Task: Search the material and gather each line with "text" in it.
----
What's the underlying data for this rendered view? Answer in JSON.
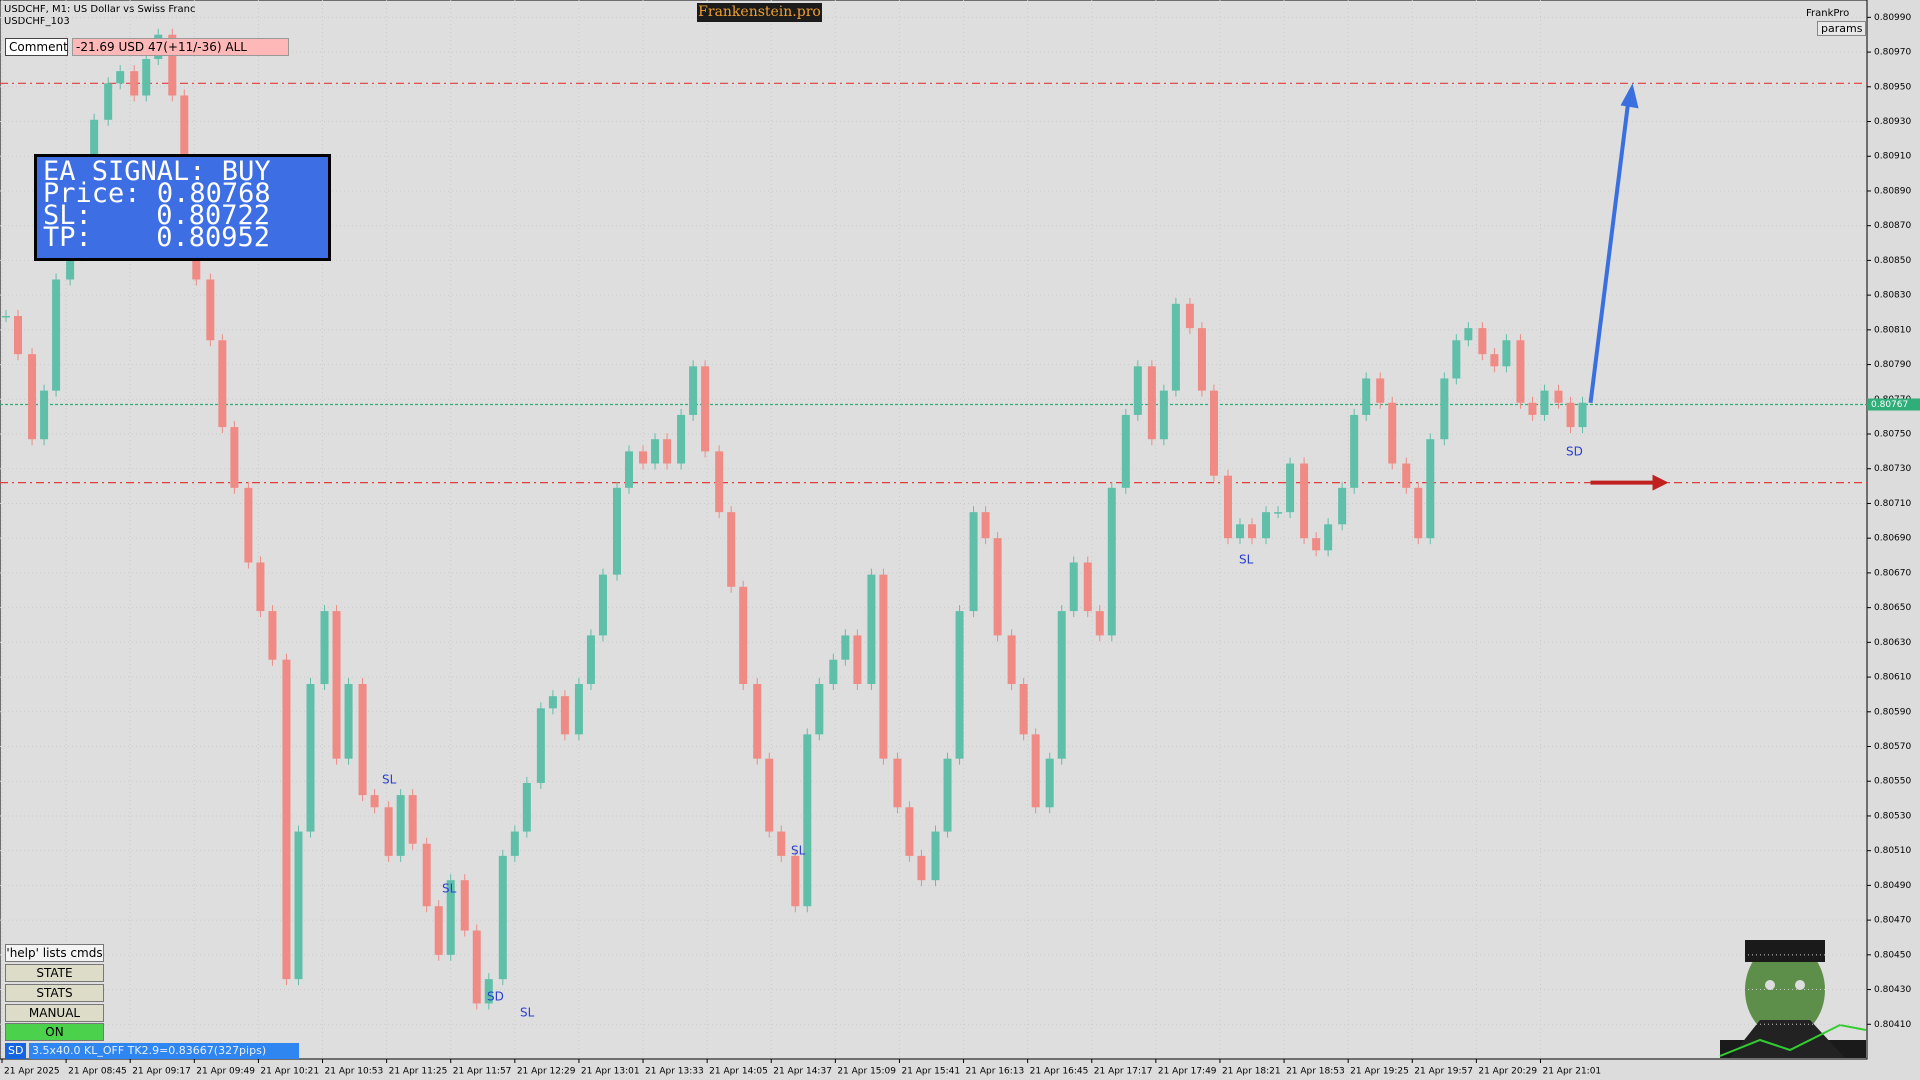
{
  "chart_data": {
    "type": "line",
    "title": "USDCHF, M1:  US Dollar vs Swiss Franc",
    "subtitle": "USDCHF_103",
    "x": [
      2,
      8,
      15,
      21,
      27,
      34,
      40,
      46,
      53,
      59,
      66,
      72,
      78,
      85,
      91,
      97,
      104,
      110,
      116,
      123,
      129,
      135,
      142,
      148,
      154,
      161,
      167,
      173,
      180,
      186,
      193,
      199,
      205,
      212,
      218,
      224,
      231,
      237,
      243,
      250,
      256,
      262,
      269,
      275,
      281,
      288,
      294,
      300,
      307,
      313,
      320,
      326,
      332,
      339,
      345,
      351,
      358,
      364,
      370,
      377,
      383,
      389,
      396,
      402,
      408,
      415,
      421,
      427,
      434,
      440,
      447,
      453,
      459,
      466,
      472,
      478,
      485,
      491,
      497,
      504,
      510,
      516,
      523,
      529,
      535,
      542,
      548,
      554,
      561,
      567,
      574,
      580,
      586,
      593,
      599,
      605,
      612,
      618,
      624,
      631,
      637,
      643,
      650,
      656,
      662,
      669,
      675,
      681,
      688,
      694,
      701,
      707,
      713,
      720,
      726,
      732,
      739,
      745,
      751,
      758,
      764,
      770,
      777,
      783,
      789
    ],
    "values": [
      0.80818,
      0.80796,
      0.80747,
      0.80775,
      0.80839,
      0.80853,
      0.80867,
      0.80931,
      0.80952,
      0.80959,
      0.80945,
      0.80966,
      0.8098,
      0.80945,
      0.8086,
      0.80839,
      0.80804,
      0.80754,
      0.80719,
      0.80676,
      0.80648,
      0.8062,
      0.80436,
      0.80521,
      0.80606,
      0.80648,
      0.80563,
      0.80606,
      0.80542,
      0.80535,
      0.80507,
      0.80542,
      0.80514,
      0.80478,
      0.8045,
      0.80493,
      0.80464,
      0.80422,
      0.80436,
      0.80507,
      0.80521,
      0.80549,
      0.80592,
      0.80599,
      0.80577,
      0.80606,
      0.80634,
      0.80669,
      0.80719,
      0.8074,
      0.80733,
      0.80747,
      0.80733,
      0.80761,
      0.80789,
      0.8074,
      0.80705,
      0.80662,
      0.80606,
      0.80563,
      0.80521,
      0.80507,
      0.80478,
      0.80577,
      0.80606,
      0.8062,
      0.80634,
      0.80606,
      0.80669,
      0.80563,
      0.80535,
      0.80507,
      0.80493,
      0.80521,
      0.80563,
      0.80648,
      0.80705,
      0.8069,
      0.80634,
      0.80606,
      0.80577,
      0.80535,
      0.80563,
      0.80648,
      0.80676,
      0.80648,
      0.80634,
      0.80719,
      0.80761,
      0.80789,
      0.80747,
      0.80775,
      0.80825,
      0.80811,
      0.80775,
      0.80726,
      0.8069,
      0.80698,
      0.8069,
      0.80705,
      0.80705,
      0.80733,
      0.8069,
      0.80683,
      0.80698,
      0.80719,
      0.80761,
      0.80782,
      0.80768,
      0.80733,
      0.80719,
      0.8069,
      0.80747,
      0.80782,
      0.80804,
      0.80811,
      0.80796,
      0.80789,
      0.80804,
      0.80768,
      0.80761,
      0.80775,
      0.80768,
      0.80754,
      0.80768
    ],
    "colors": {
      "up": "#5fbfa9",
      "down": "#f08a84"
    },
    "xlim": [
      -1,
      931
    ],
    "xticks": [
      {
        "value": 0,
        "label": "21 Apr 2025"
      },
      {
        "value": 32,
        "label": "21 Apr 08:45"
      },
      {
        "value": 64,
        "label": "21 Apr 09:17"
      },
      {
        "value": 96,
        "label": "21 Apr 09:49"
      },
      {
        "value": 128,
        "label": "21 Apr 10:21"
      },
      {
        "value": 160,
        "label": "21 Apr 10:53"
      },
      {
        "value": 192,
        "label": "21 Apr 11:25"
      },
      {
        "value": 224,
        "label": "21 Apr 11:57"
      },
      {
        "value": 256,
        "label": "21 Apr 12:29"
      },
      {
        "value": 288,
        "label": "21 Apr 13:01"
      },
      {
        "value": 320,
        "label": "21 Apr 13:33"
      },
      {
        "value": 352,
        "label": "21 Apr 14:05"
      },
      {
        "value": 384,
        "label": "21 Apr 14:37"
      },
      {
        "value": 416,
        "label": "21 Apr 15:09"
      },
      {
        "value": 448,
        "label": "21 Apr 15:41"
      },
      {
        "value": 480,
        "label": "21 Apr 16:13"
      },
      {
        "value": 512,
        "label": "21 Apr 16:45"
      },
      {
        "value": 544,
        "label": "21 Apr 17:17"
      },
      {
        "value": 576,
        "label": "21 Apr 17:49"
      },
      {
        "value": 608,
        "label": "21 Apr 18:21"
      },
      {
        "value": 640,
        "label": "21 Apr 18:53"
      },
      {
        "value": 672,
        "label": "21 Apr 19:25"
      },
      {
        "value": 704,
        "label": "21 Apr 19:57"
      },
      {
        "value": 736,
        "label": "21 Apr 20:29"
      },
      {
        "value": 768,
        "label": "21 Apr 21:01"
      }
    ],
    "ylim": [
      0.8039,
      0.81
    ],
    "yticks": [
      {
        "value": 0.8041,
        "label": "0.80410"
      },
      {
        "value": 0.8043,
        "label": "0.80430"
      },
      {
        "value": 0.8045,
        "label": "0.80450"
      },
      {
        "value": 0.8047,
        "label": "0.80470"
      },
      {
        "value": 0.8049,
        "label": "0.80490"
      },
      {
        "value": 0.8051,
        "label": "0.80510"
      },
      {
        "value": 0.8053,
        "label": "0.80530"
      },
      {
        "value": 0.8055,
        "label": "0.80550"
      },
      {
        "value": 0.8057,
        "label": "0.80570"
      },
      {
        "value": 0.8059,
        "label": "0.80590"
      },
      {
        "value": 0.8061,
        "label": "0.80610"
      },
      {
        "value": 0.8063,
        "label": "0.80630"
      },
      {
        "value": 0.8065,
        "label": "0.80650"
      },
      {
        "value": 0.8067,
        "label": "0.80670"
      },
      {
        "value": 0.8069,
        "label": "0.80690"
      },
      {
        "value": 0.8071,
        "label": "0.80710"
      },
      {
        "value": 0.8073,
        "label": "0.80730"
      },
      {
        "value": 0.8075,
        "label": "0.80750"
      },
      {
        "value": 0.8077,
        "label": "0.80770"
      },
      {
        "value": 0.8079,
        "label": "0.80790"
      },
      {
        "value": 0.8081,
        "label": "0.80810"
      },
      {
        "value": 0.8083,
        "label": "0.80830"
      },
      {
        "value": 0.8085,
        "label": "0.80850"
      },
      {
        "value": 0.8087,
        "label": "0.80870"
      },
      {
        "value": 0.8089,
        "label": "0.80890"
      },
      {
        "value": 0.8091,
        "label": "0.80910"
      },
      {
        "value": 0.8093,
        "label": "0.80930"
      },
      {
        "value": 0.8095,
        "label": "0.80950"
      },
      {
        "value": 0.8097,
        "label": "0.80970"
      },
      {
        "value": 0.8099,
        "label": "0.80990"
      }
    ],
    "grid": true,
    "current_price": 0.80767,
    "signal": {
      "title": "EA SIGNAL: BUY",
      "price_label": "Price:",
      "price": 0.80768,
      "sl_label": "SL:",
      "sl": 0.80722,
      "tp_label": "TP:",
      "tp": 0.80952
    },
    "annotations": [
      "SL",
      "SL",
      "SD",
      "SL",
      "SL",
      "SL",
      "SD"
    ]
  },
  "header": {
    "brand": "Frankenstein.pro",
    "user": "FrankPro",
    "params": "params"
  },
  "comment": {
    "label": "Comment",
    "text": "-21.69 USD 47(+11/-36) ALL"
  },
  "buttons": [
    "'help' lists cmds",
    "STATE",
    "STATS",
    "MANUAL",
    "ON"
  ],
  "status": {
    "badge": "SD",
    "text": "3.5x40.0 KL_OFF TK2.9=0.83667(327pips)"
  }
}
----
Result below:
    "text": "-21.69 USD 47(+11/-36) ALL"
    "text": "3.5x40.0 KL_OFF TK2.9=0.83667(327pips)"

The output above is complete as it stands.